(A run of records)
————————

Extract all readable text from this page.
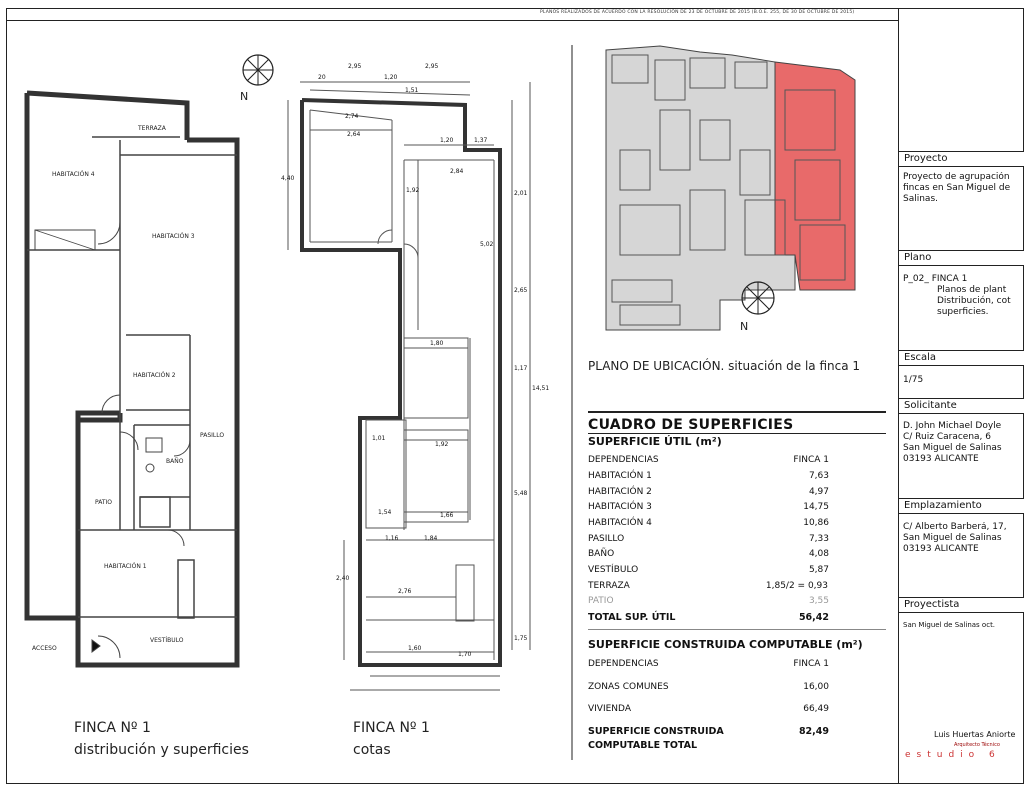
PLANOS REALIZADOS DE ACUERDO CON LA RESOLUCIÓN DE 23 DE OCTUBRE DE 2015 (B.O.E. 255, DE 30 DE OCTUBRE DE 2015)
N
TERRAZA
HABITACIÓN 4
HABITACIÓN 3
HABITACIÓN 2
PASILLO
BAÑO
PATIO
HABITACIÓN 1
VESTÍBULO
ACCESO
2,95	2,95
20	1,20
1,51
2,74
2,64
1,20	1,37
2,84
4,40
1,80
5,02
1,92	2,01
2,65
14,51
1,17
1,01
1,54
1,92
1,66
2,76
1,60
1,70
5,48
1,75
2,40
1,16	1,84
N
FINCA Nº 1
distribución y superficies
FINCA Nº 1
cotas
PLANO DE UBICACIÓN. situación de la finca 1
CUADRO DE SUPERFICIES
SUPERFICIE ÚTIL (m²)
DEPENDENCIAS	FINCA 1
HABITACIÓN 1	7,63
HABITACIÓN 2	4,97
HABITACIÓN 3	14,75
HABITACIÓN 4	10,86
PASILLO	7,33
BAÑO	4,08
VESTÍBULO	5,87
TERRAZA	1,85/2 = 0,93
PATIO	3,55
TOTAL SUP. ÚTIL	56,42
SUPERFICIE CONSTRUIDA COMPUTABLE (m²)
DEPENDENCIAS	FINCA 1
ZONAS COMUNES	16,00
VIVIENDA	66,49
SUPERFICIE CONSTRUIDA	82,49
COMPUTABLE TOTAL
Proyecto
Proyecto de agrupación
fincas en San Miguel de
Salinas.
Plano
P_02_ FINCA 1
Planos de plant
Distribución, cot
superficies.
Escala
1/75
Solicitante
D. John Michael Doyle
C/ Ruiz Caracena, 6
San Miguel de Salinas
03193 ALICANTE
Emplazamiento
C/ Alberto Barberá, 17,
San Miguel de Salinas
03193 ALICANTE
Proyectista
San Miguel de Salinas oct.
Luis Huertas Aniorte
Arquitecto Técnico
estudio 6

————————

▶ _Task description_:
Every line in the data above that contains "HABITACIÓN" needs to be copied.

▶ _Written response_:
HABITACIÓN 4
HABITACIÓN 3
HABITACIÓN 2
HABITACIÓN 1
HABITACIÓN 1	7,63
HABITACIÓN 2	4,97
HABITACIÓN 3	14,75
HABITACIÓN 4	10,86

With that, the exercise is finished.